* BEGIN *

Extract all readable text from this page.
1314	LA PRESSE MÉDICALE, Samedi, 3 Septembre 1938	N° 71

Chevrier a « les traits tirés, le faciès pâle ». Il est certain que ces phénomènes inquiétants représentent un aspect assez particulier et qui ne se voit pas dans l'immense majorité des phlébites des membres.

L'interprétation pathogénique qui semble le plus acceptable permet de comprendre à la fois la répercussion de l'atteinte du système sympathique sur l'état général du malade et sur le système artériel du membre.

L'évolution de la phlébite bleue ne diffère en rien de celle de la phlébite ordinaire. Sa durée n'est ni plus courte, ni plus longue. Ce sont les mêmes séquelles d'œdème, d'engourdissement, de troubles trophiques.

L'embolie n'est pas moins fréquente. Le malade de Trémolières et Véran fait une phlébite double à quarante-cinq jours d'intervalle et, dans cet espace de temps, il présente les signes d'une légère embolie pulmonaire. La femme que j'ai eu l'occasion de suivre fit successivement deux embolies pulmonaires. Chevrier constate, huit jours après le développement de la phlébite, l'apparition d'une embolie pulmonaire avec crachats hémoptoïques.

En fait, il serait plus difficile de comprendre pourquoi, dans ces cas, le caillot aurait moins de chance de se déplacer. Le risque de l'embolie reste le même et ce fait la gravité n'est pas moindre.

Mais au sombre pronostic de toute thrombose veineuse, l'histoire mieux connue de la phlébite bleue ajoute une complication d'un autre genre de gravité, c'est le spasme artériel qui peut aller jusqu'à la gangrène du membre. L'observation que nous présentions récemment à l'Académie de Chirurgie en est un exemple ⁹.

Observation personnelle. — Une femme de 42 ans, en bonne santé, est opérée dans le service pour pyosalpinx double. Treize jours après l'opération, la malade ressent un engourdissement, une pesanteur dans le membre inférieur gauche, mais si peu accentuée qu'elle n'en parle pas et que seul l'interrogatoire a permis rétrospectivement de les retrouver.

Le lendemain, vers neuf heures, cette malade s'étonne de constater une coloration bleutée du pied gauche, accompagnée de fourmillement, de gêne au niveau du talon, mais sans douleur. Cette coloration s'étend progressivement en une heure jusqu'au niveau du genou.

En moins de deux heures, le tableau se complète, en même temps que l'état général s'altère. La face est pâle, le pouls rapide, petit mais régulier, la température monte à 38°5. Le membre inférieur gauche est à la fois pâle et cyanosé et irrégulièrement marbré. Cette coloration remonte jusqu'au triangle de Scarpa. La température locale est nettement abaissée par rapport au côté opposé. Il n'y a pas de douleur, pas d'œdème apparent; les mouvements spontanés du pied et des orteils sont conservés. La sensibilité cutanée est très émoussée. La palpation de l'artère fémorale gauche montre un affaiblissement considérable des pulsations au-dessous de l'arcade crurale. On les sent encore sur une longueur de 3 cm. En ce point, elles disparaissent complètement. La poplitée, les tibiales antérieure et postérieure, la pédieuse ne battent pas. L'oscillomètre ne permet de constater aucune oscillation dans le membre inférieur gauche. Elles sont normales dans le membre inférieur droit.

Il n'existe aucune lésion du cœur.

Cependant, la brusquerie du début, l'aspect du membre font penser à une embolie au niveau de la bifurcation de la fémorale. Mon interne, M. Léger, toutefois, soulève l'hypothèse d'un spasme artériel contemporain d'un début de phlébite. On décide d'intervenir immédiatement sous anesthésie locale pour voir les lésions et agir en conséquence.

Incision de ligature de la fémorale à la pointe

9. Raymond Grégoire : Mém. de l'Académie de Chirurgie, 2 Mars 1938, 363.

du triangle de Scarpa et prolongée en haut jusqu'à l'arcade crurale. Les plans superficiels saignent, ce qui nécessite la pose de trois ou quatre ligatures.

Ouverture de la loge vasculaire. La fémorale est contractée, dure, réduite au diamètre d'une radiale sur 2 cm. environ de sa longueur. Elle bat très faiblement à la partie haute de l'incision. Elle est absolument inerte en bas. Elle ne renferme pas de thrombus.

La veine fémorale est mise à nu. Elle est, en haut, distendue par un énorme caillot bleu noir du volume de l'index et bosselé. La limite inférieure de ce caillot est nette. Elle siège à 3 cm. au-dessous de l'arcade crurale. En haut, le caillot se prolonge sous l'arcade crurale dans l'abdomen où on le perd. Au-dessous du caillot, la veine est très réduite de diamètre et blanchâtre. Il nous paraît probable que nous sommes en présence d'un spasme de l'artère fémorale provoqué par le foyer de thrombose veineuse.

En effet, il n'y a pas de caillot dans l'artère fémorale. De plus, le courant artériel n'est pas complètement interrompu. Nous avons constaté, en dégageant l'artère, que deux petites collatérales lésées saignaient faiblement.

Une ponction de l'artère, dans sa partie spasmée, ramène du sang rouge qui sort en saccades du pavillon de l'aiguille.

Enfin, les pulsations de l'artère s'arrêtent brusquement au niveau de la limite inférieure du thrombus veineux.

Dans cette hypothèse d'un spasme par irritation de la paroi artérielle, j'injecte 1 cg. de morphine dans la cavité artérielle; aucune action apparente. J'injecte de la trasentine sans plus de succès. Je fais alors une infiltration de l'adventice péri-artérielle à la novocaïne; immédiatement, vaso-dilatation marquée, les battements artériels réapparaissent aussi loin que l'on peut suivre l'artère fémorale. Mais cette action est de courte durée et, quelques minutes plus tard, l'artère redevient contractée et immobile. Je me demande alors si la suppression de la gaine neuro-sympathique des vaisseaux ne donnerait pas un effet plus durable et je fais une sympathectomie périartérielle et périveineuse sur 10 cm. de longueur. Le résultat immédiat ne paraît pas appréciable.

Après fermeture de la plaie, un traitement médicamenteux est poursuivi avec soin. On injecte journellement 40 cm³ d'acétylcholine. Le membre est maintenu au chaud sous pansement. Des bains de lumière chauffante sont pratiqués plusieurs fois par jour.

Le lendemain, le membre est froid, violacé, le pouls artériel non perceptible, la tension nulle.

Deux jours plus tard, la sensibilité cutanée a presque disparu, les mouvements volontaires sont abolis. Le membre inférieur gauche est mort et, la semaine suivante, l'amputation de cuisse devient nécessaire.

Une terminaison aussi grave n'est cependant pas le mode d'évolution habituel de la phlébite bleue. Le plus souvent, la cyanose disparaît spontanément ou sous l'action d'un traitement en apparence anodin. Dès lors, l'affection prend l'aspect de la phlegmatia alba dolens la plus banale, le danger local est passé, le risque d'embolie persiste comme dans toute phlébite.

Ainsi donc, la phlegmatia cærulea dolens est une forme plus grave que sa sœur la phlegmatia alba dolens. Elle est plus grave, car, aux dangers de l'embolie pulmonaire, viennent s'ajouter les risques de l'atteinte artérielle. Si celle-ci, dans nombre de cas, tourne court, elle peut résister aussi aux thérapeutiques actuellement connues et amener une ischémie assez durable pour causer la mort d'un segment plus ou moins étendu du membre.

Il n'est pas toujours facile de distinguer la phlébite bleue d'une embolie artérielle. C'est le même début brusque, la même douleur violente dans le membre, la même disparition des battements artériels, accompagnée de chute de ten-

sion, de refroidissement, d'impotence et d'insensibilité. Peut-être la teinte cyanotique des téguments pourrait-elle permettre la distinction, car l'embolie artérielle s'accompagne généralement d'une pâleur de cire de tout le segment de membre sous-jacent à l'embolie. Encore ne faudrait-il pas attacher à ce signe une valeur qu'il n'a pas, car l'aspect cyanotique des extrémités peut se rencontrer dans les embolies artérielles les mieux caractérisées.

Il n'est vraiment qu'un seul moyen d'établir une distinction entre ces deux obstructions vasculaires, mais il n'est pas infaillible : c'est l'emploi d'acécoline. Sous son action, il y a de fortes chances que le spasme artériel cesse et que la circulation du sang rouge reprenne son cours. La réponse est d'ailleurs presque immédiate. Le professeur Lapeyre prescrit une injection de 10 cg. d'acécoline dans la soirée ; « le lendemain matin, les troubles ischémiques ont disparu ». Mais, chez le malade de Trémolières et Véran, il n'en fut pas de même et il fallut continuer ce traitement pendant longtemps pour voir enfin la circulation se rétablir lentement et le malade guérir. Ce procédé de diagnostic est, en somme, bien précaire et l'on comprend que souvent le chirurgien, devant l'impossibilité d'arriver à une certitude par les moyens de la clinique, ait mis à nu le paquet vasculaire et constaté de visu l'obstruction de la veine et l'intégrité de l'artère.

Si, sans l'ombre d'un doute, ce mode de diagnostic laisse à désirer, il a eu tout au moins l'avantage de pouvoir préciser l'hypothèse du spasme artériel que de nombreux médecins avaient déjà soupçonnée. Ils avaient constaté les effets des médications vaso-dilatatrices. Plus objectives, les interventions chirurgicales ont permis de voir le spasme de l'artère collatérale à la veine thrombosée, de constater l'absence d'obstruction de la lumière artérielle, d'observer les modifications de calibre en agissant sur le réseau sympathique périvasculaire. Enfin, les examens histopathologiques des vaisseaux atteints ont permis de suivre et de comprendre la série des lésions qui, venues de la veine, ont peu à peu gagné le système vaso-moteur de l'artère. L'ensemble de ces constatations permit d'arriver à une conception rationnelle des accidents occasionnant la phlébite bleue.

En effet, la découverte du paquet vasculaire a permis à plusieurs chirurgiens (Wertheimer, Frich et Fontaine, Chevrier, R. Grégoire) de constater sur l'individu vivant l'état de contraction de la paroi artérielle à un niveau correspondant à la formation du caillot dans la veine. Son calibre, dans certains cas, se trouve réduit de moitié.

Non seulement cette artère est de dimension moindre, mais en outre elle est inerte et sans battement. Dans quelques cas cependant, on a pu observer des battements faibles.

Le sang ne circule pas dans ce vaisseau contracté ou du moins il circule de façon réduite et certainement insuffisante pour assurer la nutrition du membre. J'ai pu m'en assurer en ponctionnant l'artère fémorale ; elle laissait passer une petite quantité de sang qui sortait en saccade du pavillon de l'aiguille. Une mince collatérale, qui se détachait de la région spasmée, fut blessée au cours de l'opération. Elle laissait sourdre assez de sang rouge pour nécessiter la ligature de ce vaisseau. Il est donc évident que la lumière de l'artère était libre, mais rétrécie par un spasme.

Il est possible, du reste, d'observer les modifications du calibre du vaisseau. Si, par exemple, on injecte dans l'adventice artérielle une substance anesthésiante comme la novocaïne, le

* END *

> **Instruction**: Reproduce every line of the listing above in which the string "pavillon" appears.

> **The completed task**:
Une ponction de l'artère, dans sa partie spasmée, ramène du sang rouge qui sort en saccades du pavillon de l'aiguille.
Le sang ne circule pas dans ce vaisseau contracté ou du moins il circule de façon réduite et certainement insuffisante pour assurer la nutrition du membre. J'ai pu m'en assurer en ponctionnant l'artère fémorale ; elle laissait passer une petite quantité de sang qui sortait en saccade du pavillon de l'aiguille. Une mince collatérale, qui se détachait de la région spasmée, fut blessée au cours de l'opération. Elle laissait sourdre assez de sang rouge pour nécessiter la ligature de ce vaisseau. Il est donc évident que la lumière de l'artère était libre, mais rétrécie par un spasme.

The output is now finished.